**What you need to do:**
Take every line that has the string "label" and copy it out.

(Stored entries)

------------------------------------

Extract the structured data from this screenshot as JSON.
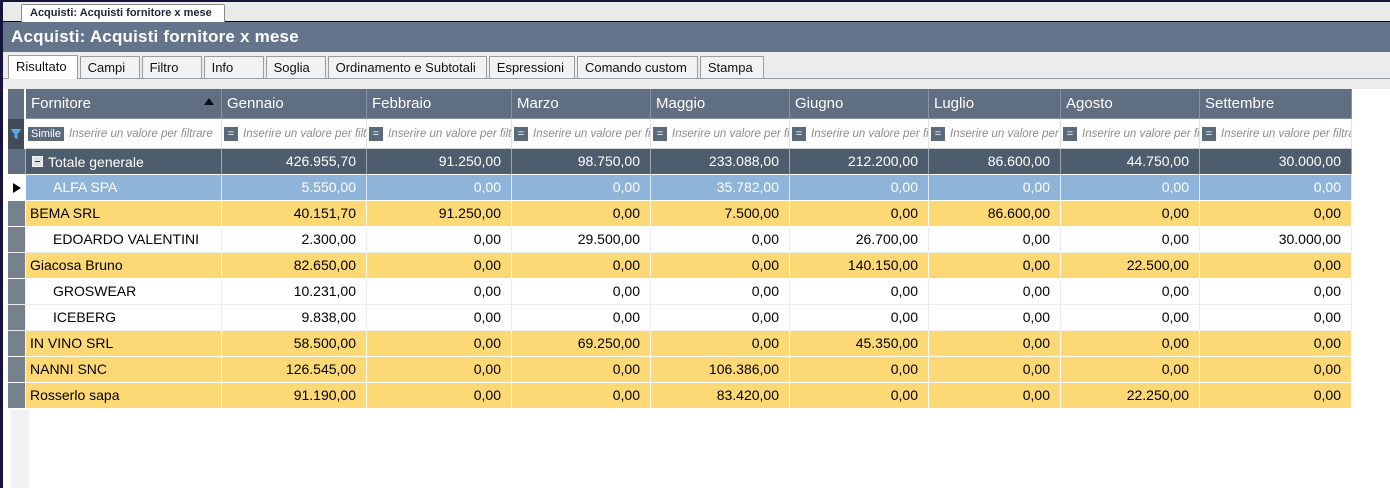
{
  "window": {
    "doc_tab": "Acquisti: Acquisti fornitore x mese",
    "title": "Acquisti: Acquisti fornitore x mese"
  },
  "tabs": [
    {
      "label": "Risultato",
      "active": true
    },
    {
      "label": "Campi",
      "active": false
    },
    {
      "label": "Filtro",
      "active": false
    },
    {
      "label": "Info",
      "active": false
    },
    {
      "label": "Soglia",
      "active": false
    },
    {
      "label": "Ordinamento e Subtotali",
      "active": false
    },
    {
      "label": "Espressioni",
      "active": false
    },
    {
      "label": "Comando custom",
      "active": false
    },
    {
      "label": "Stampa",
      "active": false
    }
  ],
  "grid": {
    "columns": [
      "Fornitore",
      "Gennaio",
      "Febbraio",
      "Marzo",
      "Maggio",
      "Giugno",
      "Luglio",
      "Agosto",
      "Settembre"
    ],
    "sort": {
      "column": "Fornitore",
      "direction": "ascending"
    },
    "filter": {
      "operator_first": "Simile",
      "operator_other": "=",
      "placeholder": "Inserire un valore per filtrare"
    },
    "total_row": {
      "label": "Totale generale",
      "values": [
        "426.955,70",
        "91.250,00",
        "98.750,00",
        "233.088,00",
        "212.200,00",
        "86.600,00",
        "44.750,00",
        "30.000,00"
      ]
    },
    "rows": [
      {
        "name": "ALFA SPA",
        "style": "selected",
        "indent": true,
        "values": [
          "5.550,00",
          "0,00",
          "0,00",
          "35.782,00",
          "0,00",
          "0,00",
          "0,00",
          "0,00"
        ]
      },
      {
        "name": "BEMA SRL",
        "style": "highlight",
        "indent": false,
        "values": [
          "40.151,70",
          "91.250,00",
          "0,00",
          "7.500,00",
          "0,00",
          "86.600,00",
          "0,00",
          "0,00"
        ]
      },
      {
        "name": "EDOARDO VALENTINI",
        "style": "normal",
        "indent": true,
        "values": [
          "2.300,00",
          "0,00",
          "29.500,00",
          "0,00",
          "26.700,00",
          "0,00",
          "0,00",
          "30.000,00"
        ]
      },
      {
        "name": "Giacosa Bruno",
        "style": "highlight",
        "indent": false,
        "values": [
          "82.650,00",
          "0,00",
          "0,00",
          "0,00",
          "140.150,00",
          "0,00",
          "22.500,00",
          "0,00"
        ]
      },
      {
        "name": "GROSWEAR",
        "style": "normal",
        "indent": true,
        "values": [
          "10.231,00",
          "0,00",
          "0,00",
          "0,00",
          "0,00",
          "0,00",
          "0,00",
          "0,00"
        ]
      },
      {
        "name": "ICEBERG",
        "style": "normal",
        "indent": true,
        "values": [
          "9.838,00",
          "0,00",
          "0,00",
          "0,00",
          "0,00",
          "0,00",
          "0,00",
          "0,00"
        ]
      },
      {
        "name": "IN VINO SRL",
        "style": "highlight",
        "indent": false,
        "values": [
          "58.500,00",
          "0,00",
          "69.250,00",
          "0,00",
          "45.350,00",
          "0,00",
          "0,00",
          "0,00"
        ]
      },
      {
        "name": "NANNI SNC",
        "style": "highlight",
        "indent": false,
        "values": [
          "126.545,00",
          "0,00",
          "0,00",
          "106.386,00",
          "0,00",
          "0,00",
          "0,00",
          "0,00"
        ]
      },
      {
        "name": "Rosserlo sapa",
        "style": "highlight",
        "indent": false,
        "values": [
          "91.190,00",
          "0,00",
          "0,00",
          "83.420,00",
          "0,00",
          "0,00",
          "22.250,00",
          "0,00"
        ]
      }
    ]
  },
  "colors": {
    "titlebar": "#64748b",
    "header": "#5f6e80",
    "total_row": "#4e5d6d",
    "selected_row": "#8fb4da",
    "highlight_row": "#fcd975",
    "gutter": "#75818d",
    "window_border": "#14143c",
    "funnel_icon": "#57a8ee"
  }
}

------------------------------------

**Reply to the task:**
      "label": "Risultato",
      "label": "Campi",
      "label": "Filtro",
      "label": "Info",
      "label": "Soglia",
      "label": "Ordinamento e Subtotali",
      "label": "Espressioni",
      "label": "Comando custom",
      "label": "Stampa",
      "label": "Totale generale",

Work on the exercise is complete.